ほかにはいまの議会の雰囲気についても聞いてみた。
田中「率直にいって、区民の区政に対する関心の度合いには不満とかあるでしょうね(典型はいま話している僕です)」
かとうぎ「そうですね。自分たちが問題に直面したときには、議会にも傍聴に来られますが、それ以外はなかなかですね」
確かにそうだ。僕の父親は同じ練馬区で長い間、不動産業を営んでいた。国政レベルでは自民党に投票していたと思う。だが、自分の店舗の近くに高層マンションの建設計画が立ちあがったときに、周辺住民と反対運動をしたことがある。そのときに一番、相談にのってくれたというので、区議会選挙では毎回共産党に入れていた。実に私的利害に忠実な投票行動である(笑)。区政、特に区議会議員の活動はあまりにも身近で、同時にあまりも大したものに思えなくて、多くの人にはほぼ他人事でしかないだろう。
ところでかとうぎ議員はいまの区議会のヤジについてもちらりと批判した。「あまり普通とはいえないヤジがある」と。東京都議会でも心ないヤジが問題になったが、そこまでひどくはなくても似たような状況だという。なるほど、それは今度、チェックしてみたいな、と思った。
最後に、「ところでリフレ派って知ってますか」と聞いたが、もちろん返事はNoであった(笑)。
2 合理的無知のままでいいのだろうか?
さて今回のように多くの区議会議員は、駅前でビラを配ったり演説したり、ネットで積極的に議員としての活動を発信したり、または小集会などの住民との意見交換の場を重ねている。おそらく多くの区議会議員は、住民から質問をされれば丁寧に答えてくれるだろう。そうでない議員ももちろんいるかもしれないが。ただ先も書いたように、区民の大半は区政にかかわる問題に直面していないと思っている。つまり政治的な利害関係者である、という意識が希薄である。
集団の規模が大きくなればなるほどその組織に属する人たちは、自ら負担して何か組織改善のために動こうとはせずにただ乗りを選ぶ
このような状況を、マンサー・オルソンという経済学者が分析したことがある。オルソンによれば、集団の規模が大きくなればなるほど、その組織に属する人たちは、自ら負担して何か組織改善のために動こうとはせずに、ただ乗りを選ぶだろうとしている。例えば、これを区政に置き換えてみれば、多くの有権者は区政の改善を熱心に行っても、そこから得る追加的な利益が自分の犠牲に見合わないことを知っている。そのため他者の努力にただ乗りをする方を選ぶだろう。またこのようなただ乗りは、区政がよくなろうが悪くなろうが知ったことではないとする「合理的な無知」を生み出すだろう。

^^^^^^^^^^^^^^^^

#### [取り組む課題]
区政と合理的無知についての上の文章から、「このような状況を、マンサー・オルソンという経済学者が分析したことがある。」という一文を英語に訳すこと。

^^^^^^^^^^^^^^^^

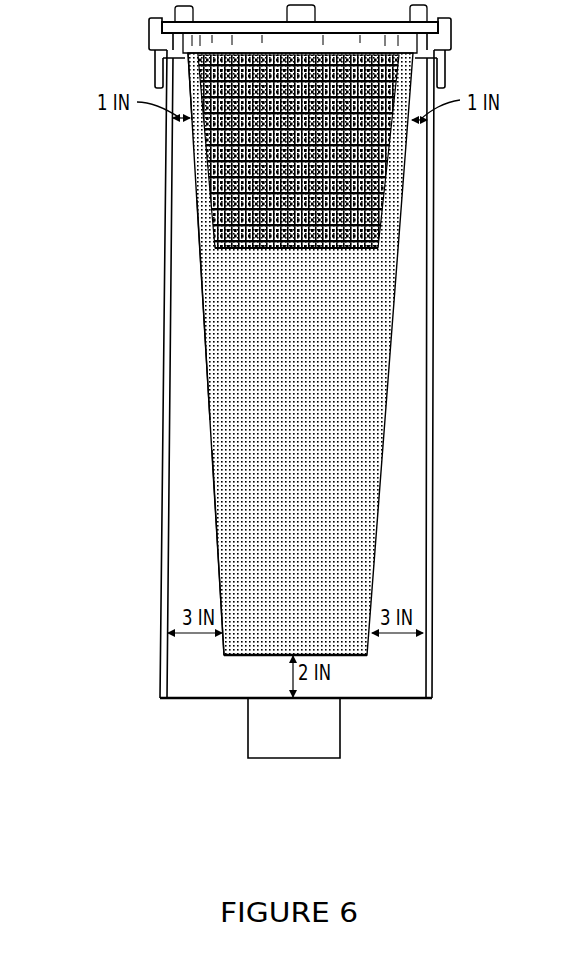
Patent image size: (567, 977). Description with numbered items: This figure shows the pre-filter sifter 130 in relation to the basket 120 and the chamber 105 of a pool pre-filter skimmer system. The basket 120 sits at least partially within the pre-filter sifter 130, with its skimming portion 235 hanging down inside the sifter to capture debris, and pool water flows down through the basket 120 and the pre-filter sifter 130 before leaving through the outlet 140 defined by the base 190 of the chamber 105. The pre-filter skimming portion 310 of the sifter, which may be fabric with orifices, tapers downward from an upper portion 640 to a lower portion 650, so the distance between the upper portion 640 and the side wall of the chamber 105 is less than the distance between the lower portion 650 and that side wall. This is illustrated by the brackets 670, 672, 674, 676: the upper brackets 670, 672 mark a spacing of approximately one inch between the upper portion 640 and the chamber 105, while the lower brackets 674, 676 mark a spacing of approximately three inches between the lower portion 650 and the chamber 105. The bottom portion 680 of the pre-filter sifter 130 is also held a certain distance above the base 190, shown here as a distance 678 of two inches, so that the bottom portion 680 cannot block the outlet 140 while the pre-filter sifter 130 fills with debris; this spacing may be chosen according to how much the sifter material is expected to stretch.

The chamber 105 is at (433, 355).
The basket 120 is at (385, 188).
The pre-filter sifter 130 is at (385, 410).
The outlet 140 is at (318, 704).
The base 190 is at (377, 698).
The skimming portion 235 is at (380, 237).
The pre-filter skimming portion 310 is at (205, 365).
The upper portion 640 is at (187, 92).
The lower portion 650 is at (215, 525).
The bracket 670 is at (185, 112).
The bracket 672 is at (415, 115).
The bracket 674 is at (197, 636).
The bracket 676 is at (387, 636).
The distance 678 is at (283, 675).
The bottom portion 680 is at (333, 651).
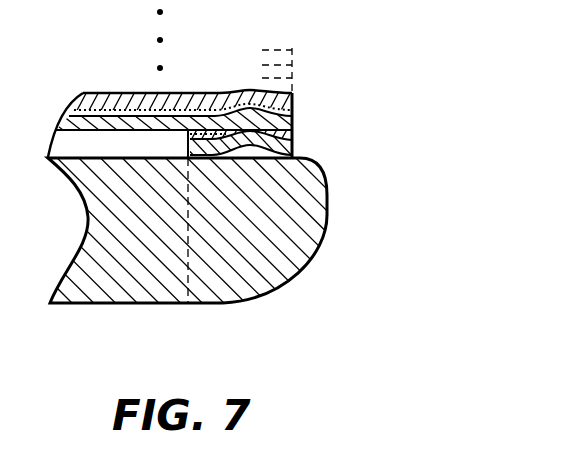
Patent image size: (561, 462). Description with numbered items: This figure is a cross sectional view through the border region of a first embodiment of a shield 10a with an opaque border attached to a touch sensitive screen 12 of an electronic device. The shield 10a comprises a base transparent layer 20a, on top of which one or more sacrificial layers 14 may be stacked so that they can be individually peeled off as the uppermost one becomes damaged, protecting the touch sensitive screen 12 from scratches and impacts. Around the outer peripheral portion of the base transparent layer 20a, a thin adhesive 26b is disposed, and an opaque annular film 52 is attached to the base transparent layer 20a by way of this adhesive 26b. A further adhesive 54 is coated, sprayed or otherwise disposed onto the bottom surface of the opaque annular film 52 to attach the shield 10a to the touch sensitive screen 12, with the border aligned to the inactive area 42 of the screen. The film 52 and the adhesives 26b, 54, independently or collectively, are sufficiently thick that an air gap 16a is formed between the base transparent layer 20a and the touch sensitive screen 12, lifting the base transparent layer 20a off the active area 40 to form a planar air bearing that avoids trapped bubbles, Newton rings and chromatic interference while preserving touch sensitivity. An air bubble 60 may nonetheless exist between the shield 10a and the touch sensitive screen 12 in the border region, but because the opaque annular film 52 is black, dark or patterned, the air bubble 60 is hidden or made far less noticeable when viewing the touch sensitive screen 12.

The shield 10a is at (405, 103).
The touch sensitive screen 12 is at (405, 160).
The sacrificial layer 14 is at (222, 98).
The air gap 16a is at (105, 143).
The base transparent layer 20a is at (295, 122).
The adhesive 26b is at (295, 130).
The active area 40 is at (137, 268).
The inactive area 42 is at (278, 249).
The opaque annular film 52 is at (295, 148).
The adhesive 54 is at (188, 156).
The air bubble 60 is at (239, 160).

^^^^^^^^^^^^^^^^

#### [以下の結果]
An economist named Mancur Olson once analyzed this kind of situation.